§ **Directions for this task**:
Carry on the editor's preface about antiquarian book dealers below, starting right after its last sentence. The rows that follow the preface are not part of it.
Begin Passage to read
Editor's Preface

  • Channing R. Jeschke

In the world of scholarly research and publication, the role of antiquarian book and I manuscript dealers is too frequently overlooked and unacknowledged. Yet it has been this librarian's experience that they have been among my closest confidants and allies. They have shared my dreams for collection development and have been my eyes and ears in foreign places. They have led me into new fields of investigation that my previous training and experience had not prepared me to enter, and they have celebrated singular new additions to our collections with genuine delight for our good fortune. Dr. Frieder Kocher-Benzing has been such a mentor and friend.

It was a few minutes to five o'clock one summer evening six years ago, and I was beginning to clear my desk in preparation for going home. My phone rang and it was Frieder Kocher-Benzing of the Stuttgarter Antiquariat. “Channing, I just arrived home and I cannot go to bed before I tell you what I have brought into my house.” In Stuttgart, it was eleven P.M. When he told me what he had, there were two of us who could not sleep that night.
End Passage to read
Begin Given records
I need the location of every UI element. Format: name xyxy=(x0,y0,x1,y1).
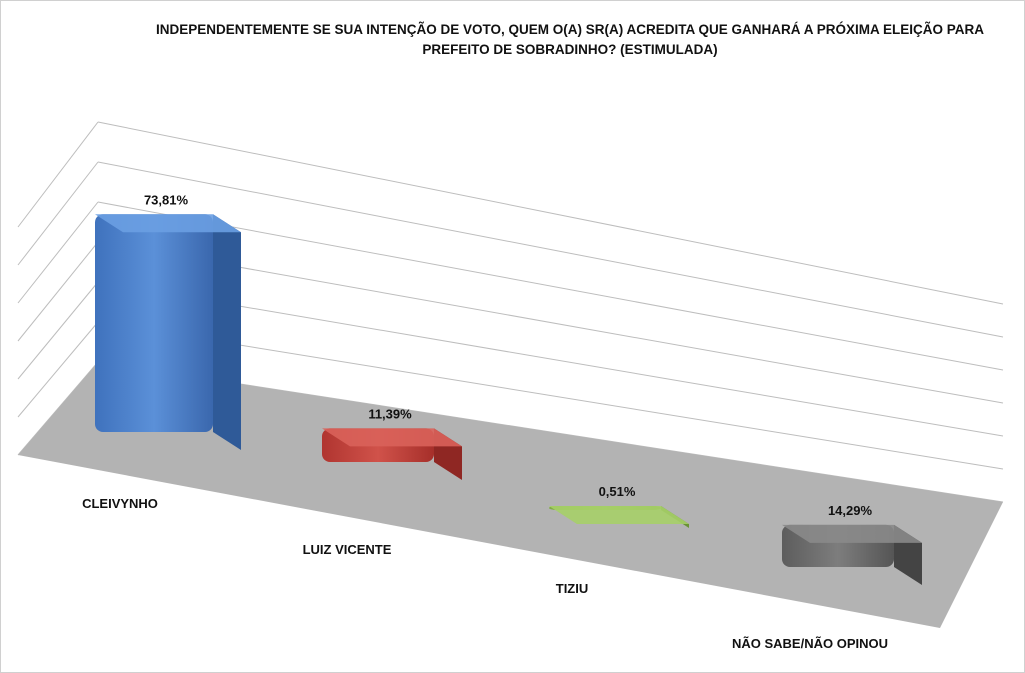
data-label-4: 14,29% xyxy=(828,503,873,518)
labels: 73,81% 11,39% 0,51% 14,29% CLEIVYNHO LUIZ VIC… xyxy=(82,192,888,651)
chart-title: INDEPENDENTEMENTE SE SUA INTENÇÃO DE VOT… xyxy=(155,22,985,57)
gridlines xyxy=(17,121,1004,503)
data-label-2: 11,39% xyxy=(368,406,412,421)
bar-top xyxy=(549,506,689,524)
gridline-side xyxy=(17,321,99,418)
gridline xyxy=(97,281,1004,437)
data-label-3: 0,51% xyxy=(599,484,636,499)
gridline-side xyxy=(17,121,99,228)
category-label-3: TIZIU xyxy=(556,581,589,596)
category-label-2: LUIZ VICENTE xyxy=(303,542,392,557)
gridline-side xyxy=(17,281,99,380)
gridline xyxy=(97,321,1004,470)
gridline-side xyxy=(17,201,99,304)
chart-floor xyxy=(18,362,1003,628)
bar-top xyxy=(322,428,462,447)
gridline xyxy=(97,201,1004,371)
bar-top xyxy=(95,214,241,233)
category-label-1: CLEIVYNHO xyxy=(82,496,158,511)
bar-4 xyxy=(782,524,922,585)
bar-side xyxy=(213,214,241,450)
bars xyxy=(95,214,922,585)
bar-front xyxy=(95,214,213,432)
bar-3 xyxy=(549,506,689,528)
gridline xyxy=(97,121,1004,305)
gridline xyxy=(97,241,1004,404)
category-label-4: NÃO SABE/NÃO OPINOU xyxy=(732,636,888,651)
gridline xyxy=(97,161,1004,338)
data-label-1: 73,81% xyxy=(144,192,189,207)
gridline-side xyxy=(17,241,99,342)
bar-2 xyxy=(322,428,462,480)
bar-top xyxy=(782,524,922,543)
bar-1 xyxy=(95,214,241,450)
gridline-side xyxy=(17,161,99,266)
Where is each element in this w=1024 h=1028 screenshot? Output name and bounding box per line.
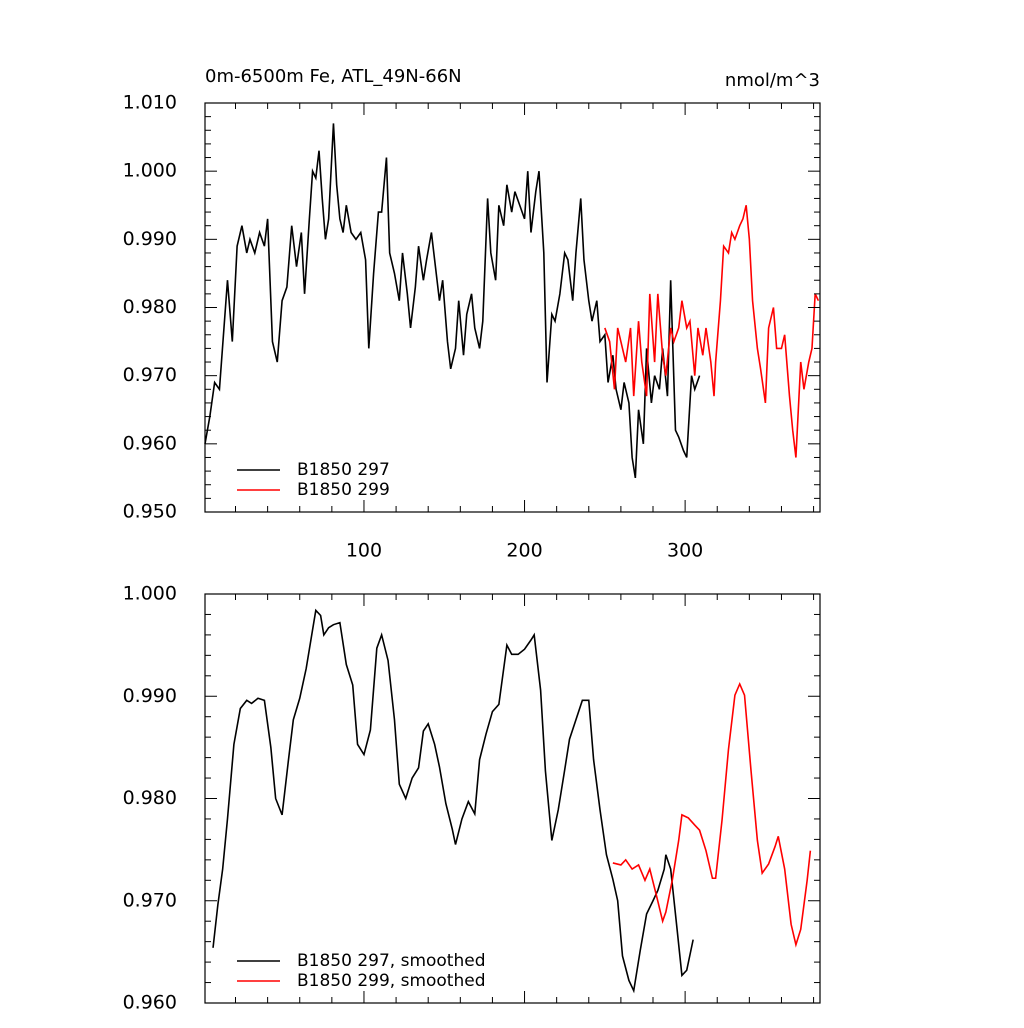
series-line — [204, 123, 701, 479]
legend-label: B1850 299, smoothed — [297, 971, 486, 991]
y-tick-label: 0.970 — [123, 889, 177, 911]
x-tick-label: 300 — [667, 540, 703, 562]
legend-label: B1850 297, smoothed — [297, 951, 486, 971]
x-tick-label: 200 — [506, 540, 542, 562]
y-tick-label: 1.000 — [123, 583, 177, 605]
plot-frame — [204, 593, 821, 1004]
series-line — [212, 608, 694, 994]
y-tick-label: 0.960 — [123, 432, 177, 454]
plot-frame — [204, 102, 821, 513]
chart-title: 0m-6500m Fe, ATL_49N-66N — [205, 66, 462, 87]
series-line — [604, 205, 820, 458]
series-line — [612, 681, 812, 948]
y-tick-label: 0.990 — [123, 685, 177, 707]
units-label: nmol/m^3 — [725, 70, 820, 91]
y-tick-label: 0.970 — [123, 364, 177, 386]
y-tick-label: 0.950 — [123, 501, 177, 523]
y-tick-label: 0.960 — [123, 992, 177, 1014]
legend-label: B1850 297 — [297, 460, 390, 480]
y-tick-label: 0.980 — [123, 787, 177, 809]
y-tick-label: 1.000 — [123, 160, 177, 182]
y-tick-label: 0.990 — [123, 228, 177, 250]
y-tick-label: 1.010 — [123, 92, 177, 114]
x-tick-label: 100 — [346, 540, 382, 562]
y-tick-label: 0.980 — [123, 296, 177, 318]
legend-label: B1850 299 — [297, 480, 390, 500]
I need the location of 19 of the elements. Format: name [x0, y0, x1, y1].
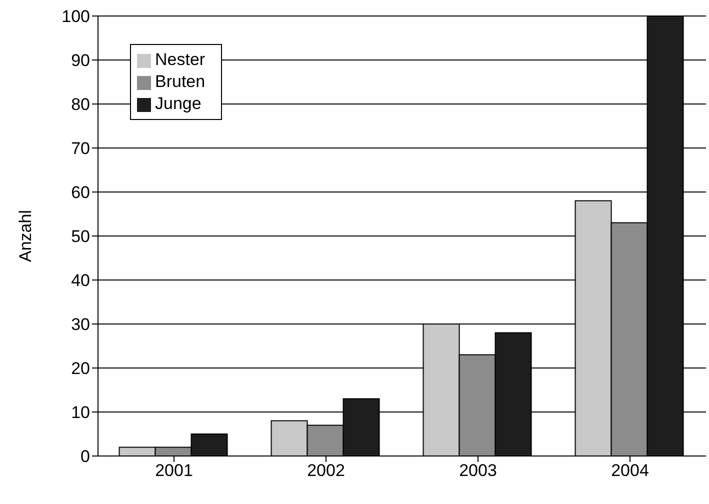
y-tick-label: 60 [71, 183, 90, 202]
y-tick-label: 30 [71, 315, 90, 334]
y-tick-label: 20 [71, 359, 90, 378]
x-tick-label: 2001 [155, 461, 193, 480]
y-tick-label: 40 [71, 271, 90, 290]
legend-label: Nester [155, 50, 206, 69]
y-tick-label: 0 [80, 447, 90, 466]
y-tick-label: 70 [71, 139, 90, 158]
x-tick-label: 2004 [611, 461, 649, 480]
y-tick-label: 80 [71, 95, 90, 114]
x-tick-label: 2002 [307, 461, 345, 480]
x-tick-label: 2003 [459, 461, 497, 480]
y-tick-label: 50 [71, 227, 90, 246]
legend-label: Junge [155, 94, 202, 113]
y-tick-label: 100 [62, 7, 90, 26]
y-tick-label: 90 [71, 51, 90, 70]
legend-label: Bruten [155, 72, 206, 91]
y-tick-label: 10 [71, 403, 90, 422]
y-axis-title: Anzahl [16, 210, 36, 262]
End Given records
§ **Task response**:
Frieder told me of a beloved, older colleague in another city, who had recently died. He had been a person whom Frieder had admired as a mentor in the antiquarian book business. In the man's will, he had directed his family to give Frieder first right of purchase of materials in his possession. Martin Luther's September Testament of 1522 was among these materials. Here was the piece that many scholars considered to be Luther's greatest achievement, the translation of the Scriptures into German. With Lucas Cranach's remarkable series of woodcuts based on the Revelation to John, the September Testament is one of the great illustrated books of the Reformation.

In a few anxious weeks I arranged to complete our transaction, and in late September I flew to Stuttgart to pick up the volume. As I visited with Frieder in his office, he showed me some select pieces from his stock. Among these was the Enchiridion Geistliker leder vnde Psalmen, printed by Michael Lotter at Magdeburg in 1536, and presented here as a facsimile edition by Stephen A. Crist.

Dr. Crist is a musicologist at Emory University and a Bach scholar. In this, the second volume of Emory Texts and Studies in Ecclesial Life, Dr. Crist presents the findings of his investigation of this unique copy of a Low German hymnal, and places it in the context of the transmission of hymn texts in North Germany during Luther's lifetime. We are grateful to Professor Crist for the new insights he has brought to this study of Lutheran hymnody.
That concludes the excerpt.